GIVEN TASK:
Rewrite the stretch from the start of the entries through the line containing "List UI elements", replacing "y-tick-label" with "y-axis-value" and keeping everything else the same. Leave the pictures out.

RECORDS SHOWN:
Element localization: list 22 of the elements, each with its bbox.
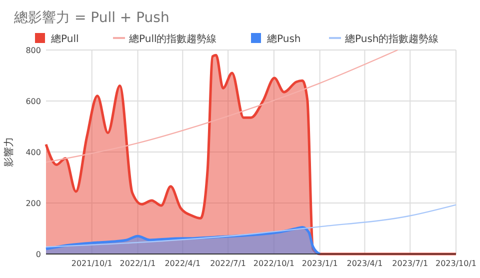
legend-label: 總Pull — [50, 33, 79, 45]
x-tick-label: 2023/10/1 — [435, 259, 477, 268]
x-tick-label: 2022/7/1 — [210, 259, 246, 268]
y-tick-label: 0 — [36, 250, 41, 259]
line-series — [45, 204, 457, 248]
x-tick-label: 2023/4/1 — [346, 259, 383, 268]
line-series — [45, 49, 398, 163]
x-tick-label: 2022/1/1 — [120, 259, 156, 268]
x-tick-label: 2021/10/1 — [71, 259, 112, 268]
y-tick-label: 600 — [26, 97, 41, 106]
y-tick-label: 800 — [26, 46, 41, 55]
legend-label: 總Push的指數趨勢線 — [344, 33, 439, 45]
x-tick-label: 2022/4/1 — [164, 259, 201, 268]
y-axis-title: 影響力 — [3, 137, 15, 167]
x-tick-label: 2023/1/1 — [302, 259, 338, 268]
legend-label: 總Push — [266, 33, 301, 45]
y-tick-label: 400 — [26, 148, 41, 157]
x-tick-label: 2023/7/1 — [392, 259, 428, 268]
chart-title: 總影響力 = Pull + Push — [13, 10, 170, 26]
x-tick-label: 2022/10/1 — [253, 259, 294, 268]
y-tick-label: 200 — [26, 199, 41, 208]
legend-label: 總Pull的指數趨勢線 — [128, 33, 217, 45]
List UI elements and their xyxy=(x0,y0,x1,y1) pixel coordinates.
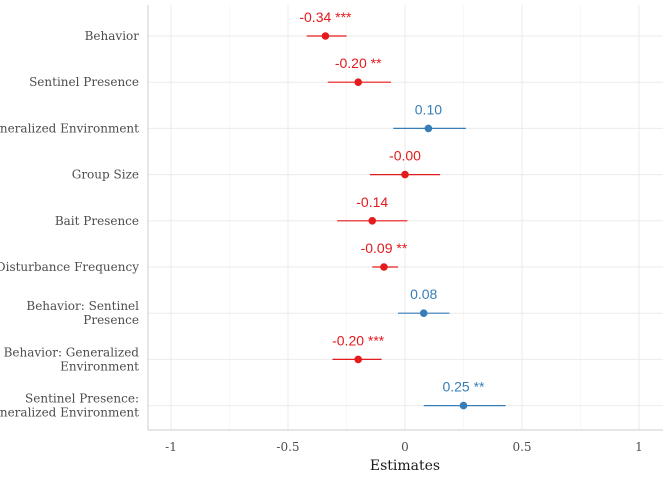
data-label: 0.25 ** xyxy=(442,379,485,395)
estimate-point xyxy=(401,170,409,179)
y-category-label: Generalized Environment xyxy=(0,121,139,135)
category-labels: Behavior Sentinel Presence Generalized Env… xyxy=(0,29,139,420)
estimate-point xyxy=(459,401,468,410)
x-tick-label: -1 xyxy=(165,440,177,454)
y-category-label: Presence xyxy=(83,313,139,327)
estimate-point xyxy=(354,78,363,86)
estimate-point xyxy=(380,263,388,271)
data-label: -0.14 xyxy=(356,194,388,210)
x-axis-title: Estimates xyxy=(370,458,440,474)
y-category-label: Bait Presence xyxy=(55,214,139,228)
data-label: -0.20 *** xyxy=(332,332,385,348)
data-label: -0.00 xyxy=(389,148,421,164)
estimate-point xyxy=(354,355,363,364)
estimate-point xyxy=(321,32,330,40)
x-tick-label: 1 xyxy=(635,440,643,454)
data-label: -0.20 ** xyxy=(335,55,382,71)
data-label: -0.09 ** xyxy=(361,240,408,256)
estimate-point xyxy=(419,309,428,318)
estimate-point xyxy=(368,217,377,225)
x-tick-label: -0.5 xyxy=(276,440,299,454)
y-category-label: Behavior: Generalized xyxy=(4,345,140,359)
y-category-label: Group Size xyxy=(72,168,139,182)
y-category-label: Behavior xyxy=(85,29,140,43)
y-category-label: Environment xyxy=(60,359,139,373)
y-category-label: Behavior: Sentinel xyxy=(26,299,139,313)
estimate-point xyxy=(424,124,433,133)
y-category-label: Sentinel Presence xyxy=(29,75,139,89)
data-marks: -0.34 *** -0.20 ** 0.10 -0.00 -0.14 -0.09 ** 0… xyxy=(299,9,506,410)
y-category-label: Generalized Environment xyxy=(0,406,139,420)
data-label: -0.34 *** xyxy=(299,9,352,25)
data-label: 0.10 xyxy=(415,101,442,117)
axes: -1 -0.5 0 0.5 1 xyxy=(147,5,663,454)
x-tick-label: 0.5 xyxy=(512,440,531,454)
grid-lines xyxy=(148,5,663,430)
y-category-label: Sentinel Presence: xyxy=(25,392,139,406)
x-tick-label: 0 xyxy=(401,440,409,454)
y-category-label: Disturbance Frequency xyxy=(0,260,139,274)
data-label: 0.08 xyxy=(410,286,437,302)
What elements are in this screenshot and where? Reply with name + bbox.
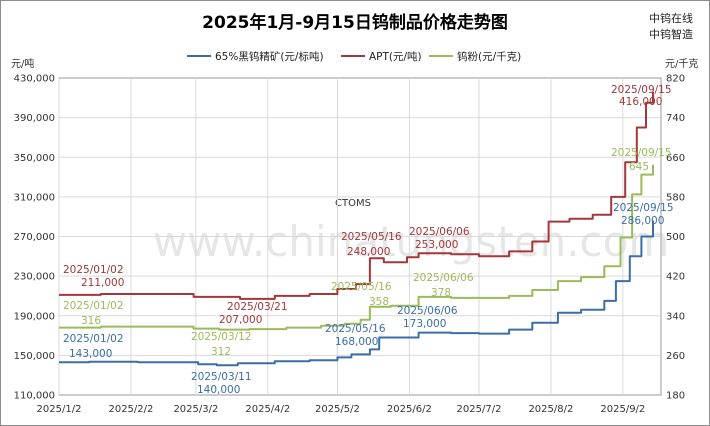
annotation-date: 2025/03/11 [191, 371, 252, 383]
annotation-date: 2025/01/02 [63, 333, 124, 345]
annotation-date: 2025/06/06 [413, 272, 474, 284]
series-line-2 [59, 164, 654, 331]
y-tick-label-right: 580 [666, 192, 685, 203]
annotation-date: 2025/05/16 [325, 323, 386, 335]
annotation-date: 2025/01/02 [63, 300, 124, 312]
x-tick-label: 2025/5/2 [315, 404, 360, 415]
y-tick-label-right: 340 [666, 311, 685, 322]
y-tick-label-right: 180 [666, 391, 685, 402]
annotation-value: 645 [629, 161, 649, 173]
annotation-date: 2025/05/16 [341, 231, 402, 243]
left-axis-unit: 元/吨 [11, 57, 34, 70]
y-tick-label-right: 820 [666, 74, 685, 85]
y-tick-label-left: 350,000 [14, 153, 55, 164]
y-tick-label-left: 190,000 [14, 311, 55, 322]
annotation-value: 312 [211, 346, 231, 358]
y-tick-label-left: 150,000 [14, 351, 55, 362]
right-axis-unit: 元/千克 [665, 58, 698, 70]
annotation-date: 2025/03/12 [191, 331, 252, 343]
x-tick-label: 2025/7/2 [457, 404, 502, 415]
watermark-text: www.chinatungsten.com [153, 217, 670, 266]
x-tick-label: 2025/3/2 [173, 404, 218, 415]
y-tick-label-left: 270,000 [14, 232, 55, 243]
x-tick-label: 2025/4/2 [245, 404, 290, 415]
annotation-date: 2025/05/16 [331, 281, 392, 293]
annotation-value: 173,000 [403, 318, 446, 330]
y-tick-label-right: 660 [666, 153, 685, 164]
series-line-0 [59, 220, 654, 367]
annotation-date: 2025/09/15 [611, 147, 672, 159]
annotation-date: 2025/01/02 [63, 264, 124, 276]
annotation-date: 2025/03/21 [227, 301, 288, 313]
annotation-value: 211,000 [81, 277, 124, 289]
legend-label: 钨粉(元/千克) [457, 50, 521, 63]
brand-line-1: 中钨在线 [649, 11, 693, 25]
annotation-value: 378 [431, 287, 451, 299]
annotation-value: 416,000 [619, 96, 662, 108]
annotation-value: 248,000 [347, 246, 390, 258]
y-tick-label-left: 430,000 [14, 74, 55, 85]
annotation-value: 286,000 [621, 215, 664, 227]
annotation-value: 253,000 [415, 239, 458, 251]
y-tick-label-right: 500 [666, 232, 685, 243]
y-tick-label-left: 390,000 [14, 113, 55, 124]
annotation-value: 140,000 [197, 384, 240, 396]
brand-line-2: 中钨智造 [649, 27, 693, 41]
annotation-date: 2025/09/15 [613, 202, 674, 214]
series-line-1 [59, 91, 654, 300]
x-tick-label: 2025/9/2 [600, 404, 645, 415]
annotation-date: 2025/09/15 [611, 84, 672, 96]
annotation-date: 2025/06/06 [409, 226, 470, 238]
annotation-value: 207,000 [219, 314, 262, 326]
legend-label: APT(元/吨) [369, 50, 422, 63]
y-tick-label-left: 230,000 [14, 272, 55, 283]
chart-title: 2025年1月-9月15日钨制品价格走势图 [202, 12, 508, 33]
legend-label: 65%黑钨精矿(元/标吨) [215, 50, 324, 63]
x-tick-label: 2025/6/2 [387, 404, 432, 415]
y-tick-label-left: 310,000 [14, 192, 55, 203]
annotation-date: 2025/06/06 [397, 305, 458, 317]
x-tick-label: 2025/2/2 [108, 404, 153, 415]
annotation-value: 358 [369, 296, 389, 308]
annotation-value: 168,000 [335, 336, 378, 348]
watermark-logo: CTOMS [335, 198, 371, 209]
y-tick-label-right: 420 [666, 272, 685, 283]
y-tick-label-right: 260 [666, 351, 685, 362]
x-tick-label: 2025/1/2 [37, 404, 82, 415]
y-tick-label-left: 110,000 [14, 391, 55, 402]
annotation-value: 316 [81, 315, 101, 327]
x-tick-label: 2025/8/2 [528, 404, 573, 415]
y-tick-label-right: 740 [666, 113, 685, 124]
annotation-value: 143,000 [69, 348, 112, 360]
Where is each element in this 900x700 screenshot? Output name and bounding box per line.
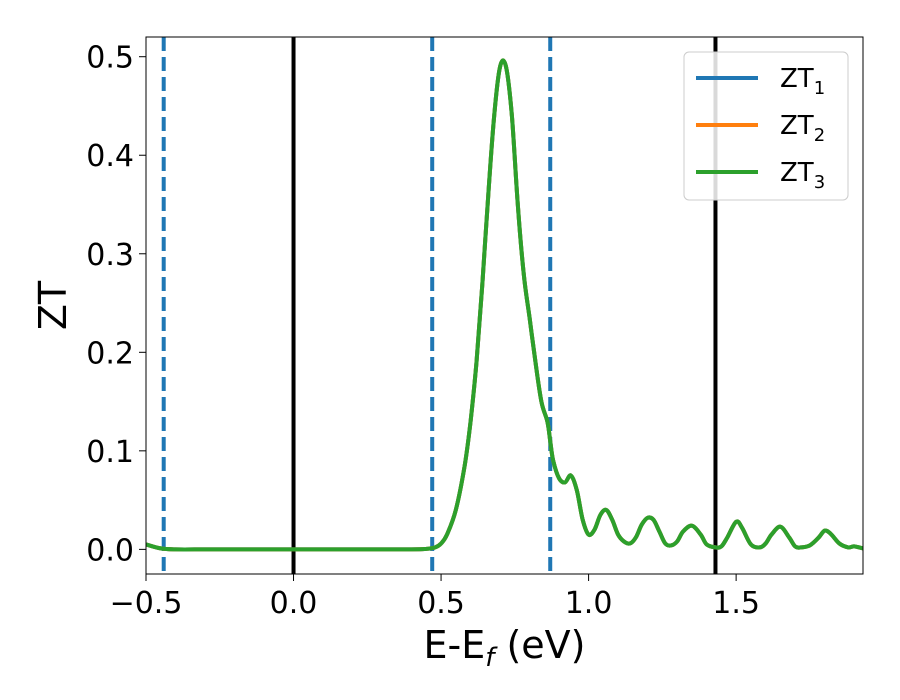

RESPONSE FOR THIS EXERCISE:
Element localization: list 22 of the elements, each with its bbox.
legend-label: 總Pull — [50, 33, 79, 45]
x-tick-label: 2023/10/1 — [435, 259, 477, 268]
x-tick-label: 2022/7/1 — [210, 259, 246, 268]
y-axis-value: 0 — [36, 250, 41, 259]
line-series — [45, 204, 457, 248]
x-tick-label: 2023/4/1 — [346, 259, 383, 268]
line-series — [45, 49, 398, 163]
x-tick-label: 2022/1/1 — [120, 259, 156, 268]
x-tick-label: 2021/10/1 — [71, 259, 112, 268]
y-axis-value: 600 — [26, 97, 41, 106]
y-axis-value: 800 — [26, 46, 41, 55]
legend-label: 總Push的指數趨勢線 — [344, 33, 439, 45]
x-tick-label: 2022/4/1 — [164, 259, 201, 268]
y-axis-title: 影響力 — [3, 137, 15, 167]
x-tick-label: 2023/1/1 — [302, 259, 338, 268]
legend-label: 總Push — [266, 33, 301, 45]
y-axis-value: 400 — [26, 148, 41, 157]
x-tick-label: 2023/7/1 — [392, 259, 428, 268]
chart-title: 總影響力 = Pull + Push — [13, 10, 170, 26]
x-tick-label: 2022/10/1 — [253, 259, 294, 268]
y-axis-value: 200 — [26, 199, 41, 208]
legend-label: 總Pull的指數趨勢線 — [128, 33, 217, 45]
List UI elements and their xyxy=(x0,y0,x1,y1) pixel coordinates.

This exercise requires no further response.